Pull every line holding the string "JSON" from the records below.
[Begin]
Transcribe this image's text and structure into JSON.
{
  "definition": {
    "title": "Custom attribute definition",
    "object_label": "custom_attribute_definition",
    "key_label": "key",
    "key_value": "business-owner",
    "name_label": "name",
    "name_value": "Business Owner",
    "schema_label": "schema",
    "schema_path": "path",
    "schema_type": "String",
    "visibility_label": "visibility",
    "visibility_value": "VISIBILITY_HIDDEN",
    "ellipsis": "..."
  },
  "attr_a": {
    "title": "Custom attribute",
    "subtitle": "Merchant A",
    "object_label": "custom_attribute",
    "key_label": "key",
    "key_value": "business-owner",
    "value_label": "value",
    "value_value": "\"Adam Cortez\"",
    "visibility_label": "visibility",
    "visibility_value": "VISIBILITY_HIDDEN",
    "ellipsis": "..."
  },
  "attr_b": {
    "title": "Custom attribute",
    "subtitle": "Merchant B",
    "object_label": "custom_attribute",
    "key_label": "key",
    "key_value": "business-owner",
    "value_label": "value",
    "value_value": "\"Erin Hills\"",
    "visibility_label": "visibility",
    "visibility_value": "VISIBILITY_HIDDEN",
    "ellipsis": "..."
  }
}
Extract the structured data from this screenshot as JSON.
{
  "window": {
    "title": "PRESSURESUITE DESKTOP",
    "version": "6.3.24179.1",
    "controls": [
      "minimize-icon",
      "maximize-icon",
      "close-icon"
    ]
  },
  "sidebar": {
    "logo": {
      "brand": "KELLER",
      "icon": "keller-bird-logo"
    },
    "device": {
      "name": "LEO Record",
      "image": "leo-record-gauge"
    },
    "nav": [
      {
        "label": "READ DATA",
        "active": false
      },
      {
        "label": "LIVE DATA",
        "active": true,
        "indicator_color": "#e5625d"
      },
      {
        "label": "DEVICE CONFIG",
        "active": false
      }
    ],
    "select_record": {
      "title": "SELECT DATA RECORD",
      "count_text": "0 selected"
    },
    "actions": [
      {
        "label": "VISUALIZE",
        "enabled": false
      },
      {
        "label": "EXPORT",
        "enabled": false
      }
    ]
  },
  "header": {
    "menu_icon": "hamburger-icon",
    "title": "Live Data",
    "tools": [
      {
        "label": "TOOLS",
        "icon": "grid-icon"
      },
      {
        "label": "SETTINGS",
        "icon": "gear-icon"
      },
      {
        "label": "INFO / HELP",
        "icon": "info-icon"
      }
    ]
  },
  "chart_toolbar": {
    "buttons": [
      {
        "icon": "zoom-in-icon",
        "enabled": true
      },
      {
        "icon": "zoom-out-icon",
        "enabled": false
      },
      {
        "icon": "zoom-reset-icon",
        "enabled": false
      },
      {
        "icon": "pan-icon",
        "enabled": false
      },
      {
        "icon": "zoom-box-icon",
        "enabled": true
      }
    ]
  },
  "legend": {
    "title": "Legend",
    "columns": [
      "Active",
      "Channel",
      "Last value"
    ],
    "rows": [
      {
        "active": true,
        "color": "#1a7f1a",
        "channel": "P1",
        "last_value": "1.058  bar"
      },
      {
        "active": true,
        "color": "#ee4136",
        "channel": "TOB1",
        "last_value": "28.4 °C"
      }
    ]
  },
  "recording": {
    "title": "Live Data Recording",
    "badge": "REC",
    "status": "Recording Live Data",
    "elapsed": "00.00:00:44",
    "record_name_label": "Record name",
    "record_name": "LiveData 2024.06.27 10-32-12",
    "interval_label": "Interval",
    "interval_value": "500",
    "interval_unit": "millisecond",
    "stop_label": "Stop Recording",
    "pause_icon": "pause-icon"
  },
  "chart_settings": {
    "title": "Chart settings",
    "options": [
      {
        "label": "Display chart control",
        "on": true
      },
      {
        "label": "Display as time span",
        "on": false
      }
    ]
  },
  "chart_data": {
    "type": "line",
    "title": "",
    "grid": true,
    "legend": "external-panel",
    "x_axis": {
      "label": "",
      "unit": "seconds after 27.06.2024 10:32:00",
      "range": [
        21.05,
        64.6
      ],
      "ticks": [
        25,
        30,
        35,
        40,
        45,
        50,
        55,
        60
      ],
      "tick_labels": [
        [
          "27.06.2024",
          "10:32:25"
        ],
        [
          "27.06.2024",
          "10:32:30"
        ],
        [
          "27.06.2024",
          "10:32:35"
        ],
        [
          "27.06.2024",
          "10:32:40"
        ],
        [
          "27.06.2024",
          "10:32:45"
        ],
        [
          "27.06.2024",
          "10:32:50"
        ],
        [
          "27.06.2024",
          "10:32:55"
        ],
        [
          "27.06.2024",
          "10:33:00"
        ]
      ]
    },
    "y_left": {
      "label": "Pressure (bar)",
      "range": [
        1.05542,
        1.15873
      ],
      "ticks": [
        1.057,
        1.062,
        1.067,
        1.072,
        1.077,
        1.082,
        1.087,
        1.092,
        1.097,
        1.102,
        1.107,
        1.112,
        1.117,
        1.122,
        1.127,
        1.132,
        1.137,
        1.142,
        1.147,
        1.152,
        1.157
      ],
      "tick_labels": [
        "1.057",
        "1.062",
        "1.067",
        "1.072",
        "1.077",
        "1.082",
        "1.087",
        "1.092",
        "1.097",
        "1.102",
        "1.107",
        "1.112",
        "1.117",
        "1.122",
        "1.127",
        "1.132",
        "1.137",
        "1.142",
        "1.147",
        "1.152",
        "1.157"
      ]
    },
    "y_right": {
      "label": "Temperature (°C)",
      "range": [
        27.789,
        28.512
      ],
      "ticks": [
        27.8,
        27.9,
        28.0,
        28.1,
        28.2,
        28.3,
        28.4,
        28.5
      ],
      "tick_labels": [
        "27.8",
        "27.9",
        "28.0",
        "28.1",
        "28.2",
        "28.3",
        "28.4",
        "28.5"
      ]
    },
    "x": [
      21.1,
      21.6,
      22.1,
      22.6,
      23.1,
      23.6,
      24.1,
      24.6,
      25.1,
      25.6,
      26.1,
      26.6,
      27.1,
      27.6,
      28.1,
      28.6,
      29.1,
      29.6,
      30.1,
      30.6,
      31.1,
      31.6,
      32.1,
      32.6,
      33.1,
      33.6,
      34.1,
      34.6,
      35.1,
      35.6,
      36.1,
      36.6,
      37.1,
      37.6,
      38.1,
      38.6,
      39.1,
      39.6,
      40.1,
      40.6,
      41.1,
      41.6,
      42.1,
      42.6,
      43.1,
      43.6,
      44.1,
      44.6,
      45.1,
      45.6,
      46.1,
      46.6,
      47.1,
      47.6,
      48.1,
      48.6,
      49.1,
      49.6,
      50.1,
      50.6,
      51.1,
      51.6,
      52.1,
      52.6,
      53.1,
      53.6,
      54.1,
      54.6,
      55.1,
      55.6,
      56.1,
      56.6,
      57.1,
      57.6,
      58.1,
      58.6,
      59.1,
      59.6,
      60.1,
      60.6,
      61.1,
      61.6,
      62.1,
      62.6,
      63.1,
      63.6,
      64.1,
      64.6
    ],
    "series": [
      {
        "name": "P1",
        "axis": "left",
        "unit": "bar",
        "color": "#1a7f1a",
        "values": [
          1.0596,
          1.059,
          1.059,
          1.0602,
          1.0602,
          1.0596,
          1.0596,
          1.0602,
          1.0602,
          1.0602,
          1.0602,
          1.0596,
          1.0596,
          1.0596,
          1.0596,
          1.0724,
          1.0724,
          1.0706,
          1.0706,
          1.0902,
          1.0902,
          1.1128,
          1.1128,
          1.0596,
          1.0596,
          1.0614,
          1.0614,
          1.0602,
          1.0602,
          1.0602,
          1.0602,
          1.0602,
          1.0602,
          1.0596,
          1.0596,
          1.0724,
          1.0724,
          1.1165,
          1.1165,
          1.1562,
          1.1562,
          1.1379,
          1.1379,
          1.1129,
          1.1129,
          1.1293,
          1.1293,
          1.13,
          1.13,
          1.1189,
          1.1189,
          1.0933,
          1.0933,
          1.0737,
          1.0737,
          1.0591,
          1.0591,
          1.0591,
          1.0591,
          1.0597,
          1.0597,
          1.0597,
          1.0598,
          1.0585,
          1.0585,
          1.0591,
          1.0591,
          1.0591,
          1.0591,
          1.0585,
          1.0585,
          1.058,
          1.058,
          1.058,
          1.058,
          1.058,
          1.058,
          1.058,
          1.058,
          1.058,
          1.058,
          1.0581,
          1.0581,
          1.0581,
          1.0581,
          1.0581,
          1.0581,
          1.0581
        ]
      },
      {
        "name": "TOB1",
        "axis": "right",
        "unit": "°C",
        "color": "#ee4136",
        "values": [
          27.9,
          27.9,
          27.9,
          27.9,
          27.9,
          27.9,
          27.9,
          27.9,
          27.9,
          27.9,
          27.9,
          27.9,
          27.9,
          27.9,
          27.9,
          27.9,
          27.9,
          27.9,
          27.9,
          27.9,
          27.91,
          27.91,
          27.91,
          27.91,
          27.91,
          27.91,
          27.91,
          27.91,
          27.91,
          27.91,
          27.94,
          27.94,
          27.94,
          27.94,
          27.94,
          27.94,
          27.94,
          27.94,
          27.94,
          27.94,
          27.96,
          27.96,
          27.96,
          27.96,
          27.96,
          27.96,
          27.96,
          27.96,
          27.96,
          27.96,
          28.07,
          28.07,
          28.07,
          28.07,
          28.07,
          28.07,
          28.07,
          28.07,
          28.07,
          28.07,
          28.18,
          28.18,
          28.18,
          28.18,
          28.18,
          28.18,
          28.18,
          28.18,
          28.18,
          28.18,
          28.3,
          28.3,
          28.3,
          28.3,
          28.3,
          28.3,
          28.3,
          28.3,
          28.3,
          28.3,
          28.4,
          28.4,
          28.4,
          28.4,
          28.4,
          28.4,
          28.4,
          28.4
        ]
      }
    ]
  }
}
[End]
Expected answer:
Transcribe this image's text and structure into JSON.
Extract the structured data from this screenshot as JSON.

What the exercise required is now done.